_Problem requirements_.
Pick up the text on choosing laptop RAM, which appears below ahead of the data, and continue it from its last sentence.

_Quoted text_.
━━━━━━
This makes your decision regarding RAM a “balancing act.” You want enough RAM to meet your needs while keeping the price of your new PC affordable. Fortunately, it’s a great time for RAM buyers. Prices have been trending down as the competing demand for RAM chips for smartphones (where sales are slowing) has lessened. With this in mind, when shopping for a new laptop, don’t hesitate to look at models with the next increment of RAM – if you think you can only afford a laptop with 4 GB, be sure to look at models with 8 GB of RAM. The price difference could be less than you expect.
Deciding how much RAM you need
Here are some additional factors to consider when deciding how much RAM you need in a new laptop:
- • OS-related RAM needs: Even when you’re not streaming a movie or crunching numbers, the Windows 10 OS can consume from 2-3 GB of RAM just to keep your system running. It’s easy to see, then, why a laptop with a RAM size of just 4 GB can’t match the performance of one with 8 GB or RAM or more.
- • RAM speed: RAM can be fast or slow (relatively speaking), and faster RAM speed can help make up for a smaller allotment of RAM. This means that in addition to looking at the volume of RAM, you can look for today’s fastest RAM, either DDR3 or, preferably, DDR4.
━━━━━━
_Given material_.

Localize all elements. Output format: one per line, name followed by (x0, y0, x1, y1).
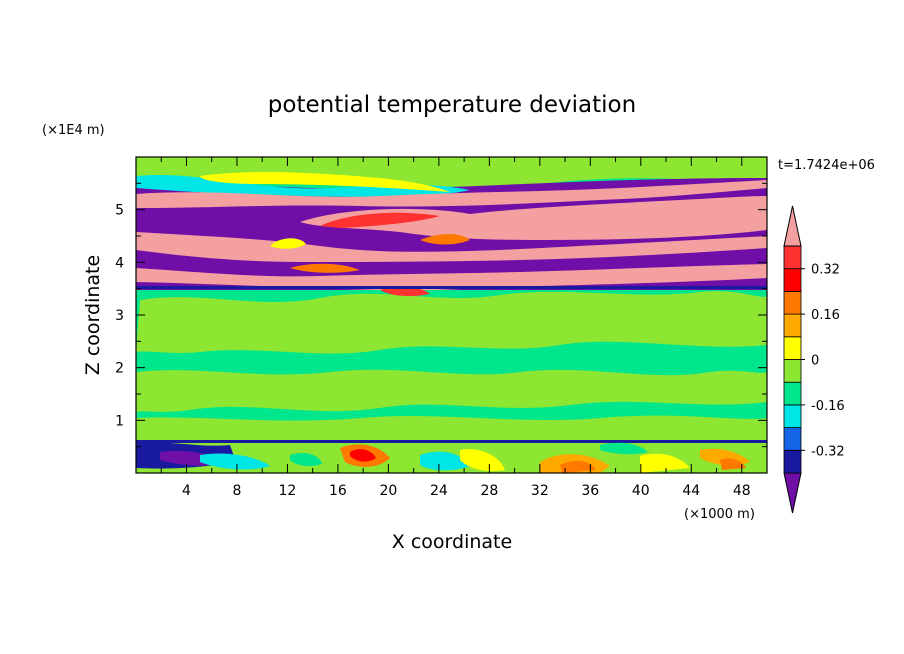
━━━━━━
_Result of the exercise_.
- • RAM to support system components: Other system components can affect how your laptop uses its RAM. For example, discrete graphics cards (GPUs) have their own memory to store the data needed to display rapidly changing on-screen imagery. Systems with integrated graphics rely on your main RAM module to store this data, reducing the memory available for other tasks.
Still not sure if 8 GB of RAM is sufficient for your new laptop? One often cited way to decide is to consider how you’ll use your new PC, list the most demanding software or game titles you expect to use, and consult the manufacturers’ websites to determine their “recommended” RAM specifications. It’s best to ignore the “minimum” system standards, which often assume you won’t be running any other programs at the same time (highly unusual for today’s multi-taskers).
What can I do with an 8 GB memory laptop?
Every PC buyer eventually faces the question “How much (or memory) should I buy?” If you’re shopping on a budget, you’ll see many models with just 4 GB – the bare minimum RAM size for most systems today. On the high end, you’ll find built-for-speed gaming rigs and workstations with large RAM allotments of 16-32 GB. Yet what about all the models you see listed with 8 GB? Is 8 GB of RAM enough to keep your new laptop running smoothly?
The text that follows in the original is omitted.